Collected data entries
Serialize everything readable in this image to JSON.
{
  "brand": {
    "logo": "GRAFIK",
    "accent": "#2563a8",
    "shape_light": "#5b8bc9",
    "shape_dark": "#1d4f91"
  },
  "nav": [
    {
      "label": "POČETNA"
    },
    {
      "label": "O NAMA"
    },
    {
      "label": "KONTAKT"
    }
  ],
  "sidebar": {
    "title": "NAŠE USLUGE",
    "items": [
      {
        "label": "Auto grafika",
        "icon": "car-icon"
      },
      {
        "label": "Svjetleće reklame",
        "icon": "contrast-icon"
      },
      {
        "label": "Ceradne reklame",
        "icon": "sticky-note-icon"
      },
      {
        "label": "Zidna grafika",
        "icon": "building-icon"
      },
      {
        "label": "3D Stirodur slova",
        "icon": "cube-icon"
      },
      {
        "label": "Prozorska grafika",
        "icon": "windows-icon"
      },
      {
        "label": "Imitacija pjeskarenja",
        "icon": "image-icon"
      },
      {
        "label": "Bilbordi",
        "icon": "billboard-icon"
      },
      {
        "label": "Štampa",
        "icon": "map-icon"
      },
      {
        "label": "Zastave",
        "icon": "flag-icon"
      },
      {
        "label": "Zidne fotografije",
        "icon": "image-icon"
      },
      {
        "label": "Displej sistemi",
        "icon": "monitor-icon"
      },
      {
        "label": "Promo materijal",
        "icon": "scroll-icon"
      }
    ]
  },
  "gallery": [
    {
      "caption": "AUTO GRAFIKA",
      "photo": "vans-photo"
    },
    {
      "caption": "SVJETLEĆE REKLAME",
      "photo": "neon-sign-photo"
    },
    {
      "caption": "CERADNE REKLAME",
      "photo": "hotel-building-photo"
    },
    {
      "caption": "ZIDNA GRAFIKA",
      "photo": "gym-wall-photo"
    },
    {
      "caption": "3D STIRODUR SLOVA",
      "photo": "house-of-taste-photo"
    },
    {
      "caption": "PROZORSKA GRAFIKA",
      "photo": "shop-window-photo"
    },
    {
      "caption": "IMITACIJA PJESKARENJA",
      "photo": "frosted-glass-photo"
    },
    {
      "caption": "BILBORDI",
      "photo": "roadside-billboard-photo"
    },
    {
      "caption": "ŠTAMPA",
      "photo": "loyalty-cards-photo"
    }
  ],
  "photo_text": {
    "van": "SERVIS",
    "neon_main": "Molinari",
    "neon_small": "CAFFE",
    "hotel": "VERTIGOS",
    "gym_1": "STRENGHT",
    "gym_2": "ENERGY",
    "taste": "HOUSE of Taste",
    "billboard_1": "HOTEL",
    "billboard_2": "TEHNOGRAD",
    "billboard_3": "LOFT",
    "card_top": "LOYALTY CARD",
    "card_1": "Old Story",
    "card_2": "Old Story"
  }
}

- Work instructions
Exactly reproduce the material above.

- Solution to this task
Serialize everything readable in this image to JSON.
{
  "brand": {
    "logo": "GRAFIK",
    "accent": "#2563a8",
    "shape_light": "#5b8bc9",
    "shape_dark": "#1d4f91"
  },
  "nav": [
    {
      "label": "POČETNA"
    },
    {
      "label": "O NAMA"
    },
    {
      "label": "KONTAKT"
    }
  ],
  "sidebar": {
    "title": "NAŠE USLUGE",
    "items": [
      {
        "label": "Auto grafika",
        "icon": "car-icon"
      },
      {
        "label": "Svjetleće reklame",
        "icon": "contrast-icon"
      },
      {
        "label": "Ceradne reklame",
        "icon": "sticky-note-icon"
      },
      {
        "label": "Zidna grafika",
        "icon": "building-icon"
      },
      {
        "label": "3D Stirodur slova",
        "icon": "cube-icon"
      },
      {
        "label": "Prozorska grafika",
        "icon": "windows-icon"
      },
      {
        "label": "Imitacija pjeskarenja",
        "icon": "image-icon"
      },
      {
        "label": "Bilbordi",
        "icon": "billboard-icon"
      },
      {
        "label": "Štampa",
        "icon": "map-icon"
      },
      {
        "label": "Zastave",
        "icon": "flag-icon"
      },
      {
        "label": "Zidne fotografije",
        "icon": "image-icon"
      },
      {
        "label": "Displej sistemi",
        "icon": "monitor-icon"
      },
      {
        "label": "Promo materijal",
        "icon": "scroll-icon"
      }
    ]
  },
  "gallery": [
    {
      "caption": "AUTO GRAFIKA",
      "photo": "vans-photo"
    },
    {
      "caption": "SVJETLEĆE REKLAME",
      "photo": "neon-sign-photo"
    },
    {
      "caption": "CERADNE REKLAME",
      "photo": "hotel-building-photo"
    },
    {
      "caption": "ZIDNA GRAFIKA",
      "photo": "gym-wall-photo"
    },
    {
      "caption": "3D STIRODUR SLOVA",
      "photo": "house-of-taste-photo"
    },
    {
      "caption": "PROZORSKA GRAFIKA",
      "photo": "shop-window-photo"
    },
    {
      "caption": "IMITACIJA PJESKARENJA",
      "photo": "frosted-glass-photo"
    },
    {
      "caption": "BILBORDI",
      "photo": "roadside-billboard-photo"
    },
    {
      "caption": "ŠTAMPA",
      "photo": "loyalty-cards-photo"
    }
  ],
  "photo_text": {
    "van": "SERVIS",
    "neon_main": "Molinari",
    "neon_small": "CAFFE",
    "hotel": "VERTIGOS",
    "gym_1": "STRENGHT",
    "gym_2": "ENERGY",
    "taste": "HOUSE of Taste",
    "billboard_1": "HOTEL",
    "billboard_2": "TEHNOGRAD",
    "billboard_3": "LOFT",
    "card_top": "LOYALTY CARD",
    "card_1": "Old Story",
    "card_2": "Old Story"
  }
}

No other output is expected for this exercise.